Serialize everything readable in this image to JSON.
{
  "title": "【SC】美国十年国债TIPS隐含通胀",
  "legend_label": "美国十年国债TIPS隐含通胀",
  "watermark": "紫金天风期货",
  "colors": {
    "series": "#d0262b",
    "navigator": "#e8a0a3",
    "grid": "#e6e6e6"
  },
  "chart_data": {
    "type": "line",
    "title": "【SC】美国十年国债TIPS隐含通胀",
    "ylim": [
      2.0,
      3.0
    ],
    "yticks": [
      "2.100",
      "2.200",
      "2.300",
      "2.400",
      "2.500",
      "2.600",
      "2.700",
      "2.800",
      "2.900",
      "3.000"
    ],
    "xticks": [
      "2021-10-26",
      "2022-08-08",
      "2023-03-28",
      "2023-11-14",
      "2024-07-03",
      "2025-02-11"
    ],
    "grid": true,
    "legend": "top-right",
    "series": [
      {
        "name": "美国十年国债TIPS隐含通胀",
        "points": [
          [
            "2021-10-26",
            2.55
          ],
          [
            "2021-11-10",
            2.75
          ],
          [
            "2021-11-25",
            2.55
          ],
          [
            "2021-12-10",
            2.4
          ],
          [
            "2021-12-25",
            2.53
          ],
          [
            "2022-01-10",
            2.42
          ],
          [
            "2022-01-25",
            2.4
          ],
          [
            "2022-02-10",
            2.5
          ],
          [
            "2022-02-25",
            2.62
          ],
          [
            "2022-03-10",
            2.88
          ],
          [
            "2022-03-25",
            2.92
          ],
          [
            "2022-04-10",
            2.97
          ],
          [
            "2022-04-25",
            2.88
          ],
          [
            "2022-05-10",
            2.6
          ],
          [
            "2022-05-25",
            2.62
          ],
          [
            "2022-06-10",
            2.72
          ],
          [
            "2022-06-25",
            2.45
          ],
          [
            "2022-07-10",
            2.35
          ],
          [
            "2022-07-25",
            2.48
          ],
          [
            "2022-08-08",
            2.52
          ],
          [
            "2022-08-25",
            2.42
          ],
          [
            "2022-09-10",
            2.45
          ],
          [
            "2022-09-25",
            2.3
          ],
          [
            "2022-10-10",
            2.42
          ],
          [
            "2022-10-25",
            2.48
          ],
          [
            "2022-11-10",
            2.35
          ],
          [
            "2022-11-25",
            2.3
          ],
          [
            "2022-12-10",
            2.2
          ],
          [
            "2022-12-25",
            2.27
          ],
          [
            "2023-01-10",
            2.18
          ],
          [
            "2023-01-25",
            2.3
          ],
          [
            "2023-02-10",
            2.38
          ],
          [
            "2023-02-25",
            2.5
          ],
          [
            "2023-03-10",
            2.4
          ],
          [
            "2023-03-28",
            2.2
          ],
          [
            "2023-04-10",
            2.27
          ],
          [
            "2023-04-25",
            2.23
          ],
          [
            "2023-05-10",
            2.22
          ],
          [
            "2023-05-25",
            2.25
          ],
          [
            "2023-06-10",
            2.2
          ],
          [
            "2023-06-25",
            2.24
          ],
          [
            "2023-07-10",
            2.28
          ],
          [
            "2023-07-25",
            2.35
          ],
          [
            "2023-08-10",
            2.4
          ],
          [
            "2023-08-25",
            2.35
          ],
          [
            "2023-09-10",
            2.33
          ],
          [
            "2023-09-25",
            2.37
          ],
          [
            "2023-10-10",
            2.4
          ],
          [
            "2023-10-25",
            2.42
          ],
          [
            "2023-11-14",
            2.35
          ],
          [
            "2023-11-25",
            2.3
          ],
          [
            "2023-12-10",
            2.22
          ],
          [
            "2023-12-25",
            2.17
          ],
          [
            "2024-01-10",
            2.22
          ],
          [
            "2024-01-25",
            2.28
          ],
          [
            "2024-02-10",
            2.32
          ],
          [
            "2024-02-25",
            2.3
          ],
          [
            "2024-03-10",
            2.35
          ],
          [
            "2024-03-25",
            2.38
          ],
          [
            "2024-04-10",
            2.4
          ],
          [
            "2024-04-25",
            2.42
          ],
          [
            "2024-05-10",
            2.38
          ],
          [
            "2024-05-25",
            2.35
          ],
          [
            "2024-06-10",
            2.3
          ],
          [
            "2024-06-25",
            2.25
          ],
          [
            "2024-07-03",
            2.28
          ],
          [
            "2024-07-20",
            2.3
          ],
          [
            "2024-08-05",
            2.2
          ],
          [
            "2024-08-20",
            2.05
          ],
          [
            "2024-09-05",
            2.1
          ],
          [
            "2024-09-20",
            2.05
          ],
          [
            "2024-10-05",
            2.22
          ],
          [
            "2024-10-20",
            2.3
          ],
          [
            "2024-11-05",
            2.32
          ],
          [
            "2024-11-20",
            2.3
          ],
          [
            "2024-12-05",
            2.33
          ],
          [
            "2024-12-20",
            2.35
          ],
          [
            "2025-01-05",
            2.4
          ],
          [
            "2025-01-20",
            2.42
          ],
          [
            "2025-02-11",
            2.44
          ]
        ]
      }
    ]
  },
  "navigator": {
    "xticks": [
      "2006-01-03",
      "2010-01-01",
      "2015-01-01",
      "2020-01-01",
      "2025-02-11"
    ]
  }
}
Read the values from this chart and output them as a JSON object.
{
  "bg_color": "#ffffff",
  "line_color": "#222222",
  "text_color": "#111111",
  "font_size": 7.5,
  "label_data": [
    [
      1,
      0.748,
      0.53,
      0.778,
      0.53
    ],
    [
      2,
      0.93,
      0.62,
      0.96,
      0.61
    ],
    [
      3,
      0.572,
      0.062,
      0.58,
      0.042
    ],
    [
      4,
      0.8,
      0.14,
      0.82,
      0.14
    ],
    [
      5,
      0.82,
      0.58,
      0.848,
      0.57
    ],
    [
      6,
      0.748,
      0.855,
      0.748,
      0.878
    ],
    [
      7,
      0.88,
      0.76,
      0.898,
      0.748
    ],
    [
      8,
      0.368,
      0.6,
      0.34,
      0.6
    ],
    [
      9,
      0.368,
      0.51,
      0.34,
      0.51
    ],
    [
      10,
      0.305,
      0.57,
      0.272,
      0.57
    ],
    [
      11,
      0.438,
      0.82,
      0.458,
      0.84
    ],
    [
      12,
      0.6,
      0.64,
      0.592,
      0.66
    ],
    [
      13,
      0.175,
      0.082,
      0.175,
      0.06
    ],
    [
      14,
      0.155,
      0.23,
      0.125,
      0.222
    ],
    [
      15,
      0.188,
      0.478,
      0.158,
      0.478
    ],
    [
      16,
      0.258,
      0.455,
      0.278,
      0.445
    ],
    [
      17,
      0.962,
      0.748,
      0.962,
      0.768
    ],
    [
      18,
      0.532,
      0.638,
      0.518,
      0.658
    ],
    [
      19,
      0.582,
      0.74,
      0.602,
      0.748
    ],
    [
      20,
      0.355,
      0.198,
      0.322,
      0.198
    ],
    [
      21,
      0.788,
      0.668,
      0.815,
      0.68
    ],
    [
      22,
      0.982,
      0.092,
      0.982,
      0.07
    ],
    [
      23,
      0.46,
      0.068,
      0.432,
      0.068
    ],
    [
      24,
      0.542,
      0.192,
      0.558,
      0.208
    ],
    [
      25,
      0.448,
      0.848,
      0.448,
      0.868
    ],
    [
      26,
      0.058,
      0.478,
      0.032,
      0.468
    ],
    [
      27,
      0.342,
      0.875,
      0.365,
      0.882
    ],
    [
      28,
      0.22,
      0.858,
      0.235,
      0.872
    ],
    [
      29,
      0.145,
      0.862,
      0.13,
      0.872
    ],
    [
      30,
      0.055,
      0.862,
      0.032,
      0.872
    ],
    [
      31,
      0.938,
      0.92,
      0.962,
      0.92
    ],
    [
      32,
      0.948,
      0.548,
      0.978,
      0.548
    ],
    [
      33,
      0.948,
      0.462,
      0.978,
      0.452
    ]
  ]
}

──────────────────────────────

» GIVEN INSTRUCTION
Exactly reproduce all of the entries above.

» OUTPUT OF THE TASK
Serialize everything readable in this image to JSON.
{
  "title": "【SC】美国十年国债TIPS隐含通胀",
  "legend_label": "美国十年国债TIPS隐含通胀",
  "watermark": "紫金天风期货",
  "colors": {
    "series": "#d0262b",
    "navigator": "#e8a0a3",
    "grid": "#e6e6e6"
  },
  "chart_data": {
    "type": "line",
    "title": "【SC】美国十年国债TIPS隐含通胀",
    "ylim": [
      2.0,
      3.0
    ],
    "yticks": [
      "2.100",
      "2.200",
      "2.300",
      "2.400",
      "2.500",
      "2.600",
      "2.700",
      "2.800",
      "2.900",
      "3.000"
    ],
    "xticks": [
      "2021-10-26",
      "2022-08-08",
      "2023-03-28",
      "2023-11-14",
      "2024-07-03",
      "2025-02-11"
    ],
    "grid": true,
    "legend": "top-right",
    "series": [
      {
        "name": "美国十年国债TIPS隐含通胀",
        "points": [
          [
            "2021-10-26",
            2.55
          ],
          [
            "2021-11-10",
            2.75
          ],
          [
            "2021-11-25",
            2.55
          ],
          [
            "2021-12-10",
            2.4
          ],
          [
            "2021-12-25",
            2.53
          ],
          [
            "2022-01-10",
            2.42
          ],
          [
            "2022-01-25",
            2.4
          ],
          [
            "2022-02-10",
            2.5
          ],
          [
            "2022-02-25",
            2.62
          ],
          [
            "2022-03-10",
            2.88
          ],
          [
            "2022-03-25",
            2.92
          ],
          [
            "2022-04-10",
            2.97
          ],
          [
            "2022-04-25",
            2.88
          ],
          [
            "2022-05-10",
            2.6
          ],
          [
            "2022-05-25",
            2.62
          ],
          [
            "2022-06-10",
            2.72
          ],
          [
            "2022-06-25",
            2.45
          ],
          [
            "2022-07-10",
            2.35
          ],
          [
            "2022-07-25",
            2.48
          ],
          [
            "2022-08-08",
            2.52
          ],
          [
            "2022-08-25",
            2.42
          ],
          [
            "2022-09-10",
            2.45
          ],
          [
            "2022-09-25",
            2.3
          ],
          [
            "2022-10-10",
            2.42
          ],
          [
            "2022-10-25",
            2.48
          ],
          [
            "2022-11-10",
            2.35
          ],
          [
            "2022-11-25",
            2.3
          ],
          [
            "2022-12-10",
            2.2
          ],
          [
            "2022-12-25",
            2.27
          ],
          [
            "2023-01-10",
            2.18
          ],
          [
            "2023-01-25",
            2.3
          ],
          [
            "2023-02-10",
            2.38
          ],
          [
            "2023-02-25",
            2.5
          ],
          [
            "2023-03-10",
            2.4
          ],
          [
            "2023-03-28",
            2.2
          ],
          [
            "2023-04-10",
            2.27
          ],
          [
            "2023-04-25",
            2.23
          ],
          [
            "2023-05-10",
            2.22
          ],
          [
            "2023-05-25",
            2.25
          ],
          [
            "2023-06-10",
            2.2
          ],
          [
            "2023-06-25",
            2.24
          ],
          [
            "2023-07-10",
            2.28
          ],
          [
            "2023-07-25",
            2.35
          ],
          [
            "2023-08-10",
            2.4
          ],
          [
            "2023-08-25",
            2.35
          ],
          [
            "2023-09-10",
            2.33
          ],
          [
            "2023-09-25",
            2.37
          ],
          [
            "2023-10-10",
            2.4
          ],
          [
            "2023-10-25",
            2.42
          ],
          [
            "2023-11-14",
            2.35
          ],
          [
            "2023-11-25",
            2.3
          ],
          [
            "2023-12-10",
            2.22
          ],
          [
            "2023-12-25",
            2.17
          ],
          [
            "2024-01-10",
            2.22
          ],
          [
            "2024-01-25",
            2.28
          ],
          [
            "2024-02-10",
            2.32
          ],
          [
            "2024-02-25",
            2.3
          ],
          [
            "2024-03-10",
            2.35
          ],
          [
            "2024-03-25",
            2.38
          ],
          [
            "2024-04-10",
            2.4
          ],
          [
            "2024-04-25",
            2.42
          ],
          [
            "2024-05-10",
            2.38
          ],
          [
            "2024-05-25",
            2.35
          ],
          [
            "2024-06-10",
            2.3
          ],
          [
            "2024-06-25",
            2.25
          ],
          [
            "2024-07-03",
            2.28
          ],
          [
            "2024-07-20",
            2.3
          ],
          [
            "2024-08-05",
            2.2
          ],
          [
            "2024-08-20",
            2.05
          ],
          [
            "2024-09-05",
            2.1
          ],
          [
            "2024-09-20",
            2.05
          ],
          [
            "2024-10-05",
            2.22
          ],
          [
            "2024-10-20",
            2.3
          ],
          [
            "2024-11-05",
            2.32
          ],
          [
            "2024-11-20",
            2.3
          ],
          [
            "2024-12-05",
            2.33
          ],
          [
            "2024-12-20",
            2.35
          ],
          [
            "2025-01-05",
            2.4
          ],
          [
            "2025-01-20",
            2.42
          ],
          [
            "2025-02-11",
            2.44
          ]
        ]
      }
    ]
  },
  "navigator": {
    "xticks": [
      "2006-01-03",
      "2010-01-01",
      "2015-01-01",
      "2020-01-01",
      "2025-02-11"
    ]
  }
}
Read the values from this chart and output them as a JSON object.
{
  "bg_color": "#ffffff",
  "line_color": "#222222",
  "text_color": "#111111",
  "font_size": 7.5,
  "label_data": [
    [
      1,
      0.748,
      0.53,
      0.778,
      0.53
    ],
    [
      2,
      0.93,
      0.62,
      0.96,
      0.61
    ],
    [
      3,
      0.572,
      0.062,
      0.58,
      0.042
    ],
    [
      4,
      0.8,
      0.14,
      0.82,
      0.14
    ],
    [
      5,
      0.82,
      0.58,
      0.848,
      0.57
    ],
    [
      6,
      0.748,
      0.855,
      0.748,
      0.878
    ],
    [
      7,
      0.88,
      0.76,
      0.898,
      0.748
    ],
    [
      8,
      0.368,
      0.6,
      0.34,
      0.6
    ],
    [
      9,
      0.368,
      0.51,
      0.34,
      0.51
    ],
    [
      10,
      0.305,
      0.57,
      0.272,
      0.57
    ],
    [
      11,
      0.438,
      0.82,
      0.458,
      0.84
    ],
    [
      12,
      0.6,
      0.64,
      0.592,
      0.66
    ],
    [
      13,
      0.175,
      0.082,
      0.175,
      0.06
    ],
    [
      14,
      0.155,
      0.23,
      0.125,
      0.222
    ],
    [
      15,
      0.188,
      0.478,
      0.158,
      0.478
    ],
    [
      16,
      0.258,
      0.455,
      0.278,
      0.445
    ],
    [
      17,
      0.962,
      0.748,
      0.962,
      0.768
    ],
    [
      18,
      0.532,
      0.638,
      0.518,
      0.658
    ],
    [
      19,
      0.582,
      0.74,
      0.602,
      0.748
    ],
    [
      20,
      0.355,
      0.198,
      0.322,
      0.198
    ],
    [
      21,
      0.788,
      0.668,
      0.815,
      0.68
    ],
    [
      22,
      0.982,
      0.092,
      0.982,
      0.07
    ],
    [
      23,
      0.46,
      0.068,
      0.432,
      0.068
    ],
    [
      24,
      0.542,
      0.192,
      0.558,
      0.208
    ],
    [
      25,
      0.448,
      0.848,
      0.448,
      0.868
    ],
    [
      26,
      0.058,
      0.478,
      0.032,
      0.468
    ],
    [
      27,
      0.342,
      0.875,
      0.365,
      0.882
    ],
    [
      28,
      0.22,
      0.858,
      0.235,
      0.872
    ],
    [
      29,
      0.145,
      0.862,
      0.13,
      0.872
    ],
    [
      30,
      0.055,
      0.862,
      0.032,
      0.872
    ],
    [
      31,
      0.938,
      0.92,
      0.962,
      0.92
    ],
    [
      32,
      0.948,
      0.548,
      0.978,
      0.548
    ],
    [
      33,
      0.948,
      0.462,
      0.978,
      0.452
    ]
  ]
}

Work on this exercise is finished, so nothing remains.